[Dataset extract]:
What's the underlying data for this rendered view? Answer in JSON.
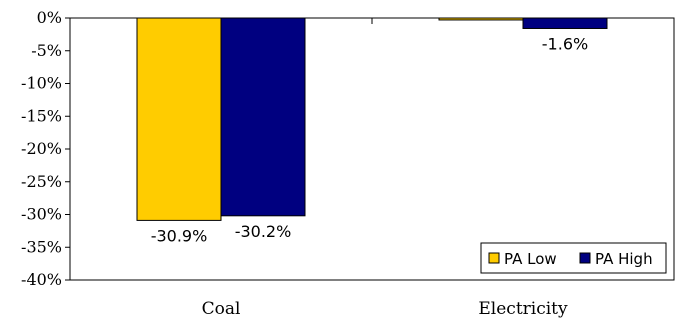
{
  "chart_data": {
    "type": "bar",
    "categories": [
      "Coal",
      "Electricity"
    ],
    "series": [
      {
        "name": "PA Low",
        "values": [
          -30.9,
          -0.3
        ],
        "color": "#FFCC00"
      },
      {
        "name": "PA High",
        "values": [
          -30.2,
          -1.6
        ],
        "color": "#000080"
      }
    ],
    "data_labels": [
      [
        "-30.9%",
        ""
      ],
      [
        "-30.2%",
        "-1.6%"
      ]
    ],
    "y_ticks": [
      "0%",
      "-5%",
      "-10%",
      "-15%",
      "-20%",
      "-25%",
      "-30%",
      "-35%",
      "-40%"
    ],
    "ylim": [
      -40,
      0
    ],
    "grid": false,
    "legend_position": "bottom-right",
    "title": "",
    "xlabel": "",
    "ylabel": ""
  }
}
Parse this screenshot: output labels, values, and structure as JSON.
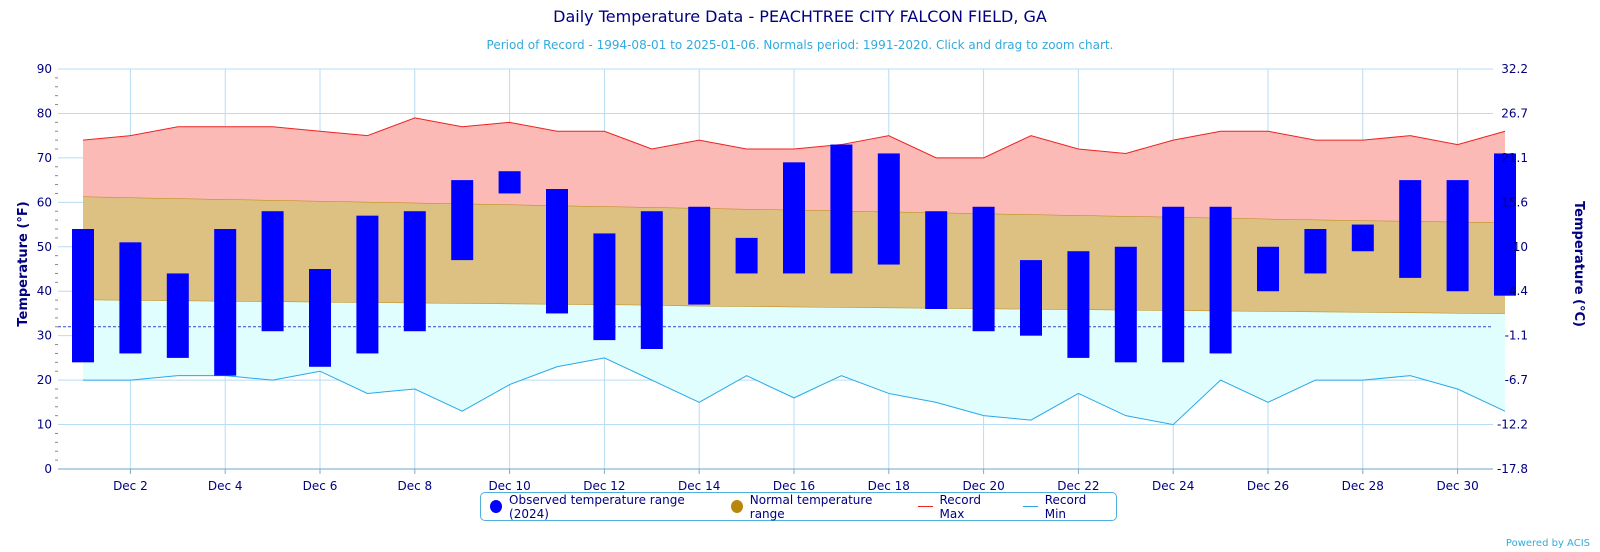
{
  "chart_data": {
    "type": "bar",
    "title": "Daily Temperature Data - PEACHTREE CITY FALCON FIELD, GA",
    "subtitle": "Period of Record - 1994-08-01 to 2025-01-06. Normals period: 1991-2020. Click and drag to zoom chart.",
    "ylabel_left": "Temperature (°F)",
    "ylabel_right": "Temperature (°C)",
    "ylim": [
      0,
      90
    ],
    "yticks_left": [
      "0",
      "10",
      "20",
      "30",
      "40",
      "50",
      "60",
      "70",
      "80",
      "90"
    ],
    "yticks_right": [
      "-17.8",
      "-12.2",
      "-6.7",
      "-1.1",
      "4.4",
      "10",
      "15.6",
      "21.1",
      "26.7",
      "32.2"
    ],
    "freezing_line": 32,
    "days": [
      1,
      2,
      3,
      4,
      5,
      6,
      7,
      8,
      9,
      10,
      11,
      12,
      13,
      14,
      15,
      16,
      17,
      18,
      19,
      20,
      21,
      22,
      23,
      24,
      25,
      26,
      27,
      28,
      29,
      30,
      31
    ],
    "xtick_labels": [
      "Dec 2",
      "Dec 4",
      "Dec 6",
      "Dec 8",
      "Dec 10",
      "Dec 12",
      "Dec 14",
      "Dec 16",
      "Dec 18",
      "Dec 20",
      "Dec 22",
      "Dec 24",
      "Dec 26",
      "Dec 28",
      "Dec 30"
    ],
    "xtick_days": [
      2,
      4,
      6,
      8,
      10,
      12,
      14,
      16,
      18,
      20,
      22,
      24,
      26,
      28,
      30
    ],
    "series": [
      {
        "name": "Observed temperature range (2024)",
        "color": "#0000ff",
        "low": [
          24,
          26,
          25,
          21,
          31,
          23,
          26,
          31,
          47,
          62,
          35,
          29,
          27,
          37,
          44,
          44,
          44,
          46,
          36,
          31,
          30,
          25,
          24,
          24,
          26,
          40,
          44,
          49,
          43,
          40,
          39
        ],
        "high": [
          54,
          51,
          44,
          54,
          58,
          45,
          57,
          58,
          65,
          67,
          63,
          53,
          58,
          59,
          52,
          69,
          73,
          71,
          58,
          59,
          47,
          49,
          50,
          59,
          59,
          50,
          54,
          55,
          65,
          65,
          71
        ]
      },
      {
        "name": "Normal temperature range",
        "color": "#b8860b",
        "low": [
          38.0,
          37.9,
          37.8,
          37.7,
          37.6,
          37.5,
          37.4,
          37.3,
          37.2,
          37.1,
          37.0,
          36.9,
          36.8,
          36.6,
          36.5,
          36.4,
          36.3,
          36.2,
          36.1,
          36.0,
          35.9,
          35.8,
          35.7,
          35.6,
          35.5,
          35.4,
          35.3,
          35.2,
          35.1,
          35.0,
          34.9
        ],
        "high": [
          61.3,
          61.1,
          60.9,
          60.7,
          60.5,
          60.3,
          60.1,
          59.9,
          59.7,
          59.5,
          59.3,
          59.1,
          58.9,
          58.7,
          58.5,
          58.3,
          58.1,
          57.9,
          57.7,
          57.5,
          57.3,
          57.1,
          56.9,
          56.7,
          56.5,
          56.3,
          56.1,
          55.9,
          55.8,
          55.6,
          55.5
        ]
      },
      {
        "name": "Record Max",
        "color": "#ee2222",
        "values": [
          74,
          75,
          77,
          77,
          77,
          76,
          75,
          79,
          77,
          78,
          76,
          76,
          72,
          74,
          72,
          72,
          73,
          75,
          70,
          70,
          75,
          72,
          71,
          74,
          76,
          76,
          74,
          74,
          75,
          73,
          76
        ]
      },
      {
        "name": "Record Min",
        "color": "#2aa8e8",
        "values": [
          20,
          20,
          21,
          21,
          20,
          22,
          17,
          18,
          13,
          19,
          23,
          25,
          20,
          15,
          21,
          16,
          21,
          17,
          15,
          12,
          11,
          17,
          12,
          10,
          20,
          15,
          20,
          20,
          21,
          18,
          13
        ]
      }
    ],
    "legend_position": "bottom-center",
    "grid": true
  },
  "credit": "Powered by ACIS"
}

[The problem]: Without including any pictures, reproduce the listing exactly.

[Response below]:
What's the underlying data for this rendered view? Answer in JSON.
{
  "chart_data": {
    "type": "bar",
    "categories": [
      "Coal",
      "Electricity"
    ],
    "series": [
      {
        "name": "PA Low",
        "values": [
          -30.9,
          -0.3
        ],
        "color": "#FFCC00"
      },
      {
        "name": "PA High",
        "values": [
          -30.2,
          -1.6
        ],
        "color": "#000080"
      }
    ],
    "data_labels": [
      [
        "-30.9%",
        ""
      ],
      [
        "-30.2%",
        "-1.6%"
      ]
    ],
    "y_ticks": [
      "0%",
      "-5%",
      "-10%",
      "-15%",
      "-20%",
      "-25%",
      "-30%",
      "-35%",
      "-40%"
    ],
    "ylim": [
      -40,
      0
    ],
    "grid": false,
    "legend_position": "bottom-right",
    "title": "",
    "xlabel": "",
    "ylabel": ""
  }
}
Parse this screenshot: output labels, values, and structure as JSON.
{
  "chart_data": {
    "type": "bar",
    "title": "Daily Temperature Data - PEACHTREE CITY FALCON FIELD, GA",
    "subtitle": "Period of Record - 1994-08-01 to 2025-01-06. Normals period: 1991-2020. Click and drag to zoom chart.",
    "ylabel_left": "Temperature (°F)",
    "ylabel_right": "Temperature (°C)",
    "ylim": [
      0,
      90
    ],
    "yticks_left": [
      "0",
      "10",
      "20",
      "30",
      "40",
      "50",
      "60",
      "70",
      "80",
      "90"
    ],
    "yticks_right": [
      "-17.8",
      "-12.2",
      "-6.7",
      "-1.1",
      "4.4",
      "10",
      "15.6",
      "21.1",
      "26.7",
      "32.2"
    ],
    "freezing_line": 32,
    "days": [
      1,
      2,
      3,
      4,
      5,
      6,
      7,
      8,
      9,
      10,
      11,
      12,
      13,
      14,
      15,
      16,
      17,
      18,
      19,
      20,
      21,
      22,
      23,
      24,
      25,
      26,
      27,
      28,
      29,
      30,
      31
    ],
    "xtick_labels": [
      "Dec 2",
      "Dec 4",
      "Dec 6",
      "Dec 8",
      "Dec 10",
      "Dec 12",
      "Dec 14",
      "Dec 16",
      "Dec 18",
      "Dec 20",
      "Dec 22",
      "Dec 24",
      "Dec 26",
      "Dec 28",
      "Dec 30"
    ],
    "xtick_days": [
      2,
      4,
      6,
      8,
      10,
      12,
      14,
      16,
      18,
      20,
      22,
      24,
      26,
      28,
      30
    ],
    "series": [
      {
        "name": "Observed temperature range (2024)",
        "color": "#0000ff",
        "low": [
          24,
          26,
          25,
          21,
          31,
          23,
          26,
          31,
          47,
          62,
          35,
          29,
          27,
          37,
          44,
          44,
          44,
          46,
          36,
          31,
          30,
          25,
          24,
          24,
          26,
          40,
          44,
          49,
          43,
          40,
          39
        ],
        "high": [
          54,
          51,
          44,
          54,
          58,
          45,
          57,
          58,
          65,
          67,
          63,
          53,
          58,
          59,
          52,
          69,
          73,
          71,
          58,
          59,
          47,
          49,
          50,
          59,
          59,
          50,
          54,
          55,
          65,
          65,
          71
        ]
      },
      {
        "name": "Normal temperature range",
        "color": "#b8860b",
        "low": [
          38.0,
          37.9,
          37.8,
          37.7,
          37.6,
          37.5,
          37.4,
          37.3,
          37.2,
          37.1,
          37.0,
          36.9,
          36.8,
          36.6,
          36.5,
          36.4,
          36.3,
          36.2,
          36.1,
          36.0,
          35.9,
          35.8,
          35.7,
          35.6,
          35.5,
          35.4,
          35.3,
          35.2,
          35.1,
          35.0,
          34.9
        ],
        "high": [
          61.3,
          61.1,
          60.9,
          60.7,
          60.5,
          60.3,
          60.1,
          59.9,
          59.7,
          59.5,
          59.3,
          59.1,
          58.9,
          58.7,
          58.5,
          58.3,
          58.1,
          57.9,
          57.7,
          57.5,
          57.3,
          57.1,
          56.9,
          56.7,
          56.5,
          56.3,
          56.1,
          55.9,
          55.8,
          55.6,
          55.5
        ]
      },
      {
        "name": "Record Max",
        "color": "#ee2222",
        "values": [
          74,
          75,
          77,
          77,
          77,
          76,
          75,
          79,
          77,
          78,
          76,
          76,
          72,
          74,
          72,
          72,
          73,
          75,
          70,
          70,
          75,
          72,
          71,
          74,
          76,
          76,
          74,
          74,
          75,
          73,
          76
        ]
      },
      {
        "name": "Record Min",
        "color": "#2aa8e8",
        "values": [
          20,
          20,
          21,
          21,
          20,
          22,
          17,
          18,
          13,
          19,
          23,
          25,
          20,
          15,
          21,
          16,
          21,
          17,
          15,
          12,
          11,
          17,
          12,
          10,
          20,
          15,
          20,
          20,
          21,
          18,
          13
        ]
      }
    ],
    "legend_position": "bottom-center",
    "grid": true
  },
  "credit": "Powered by ACIS"
}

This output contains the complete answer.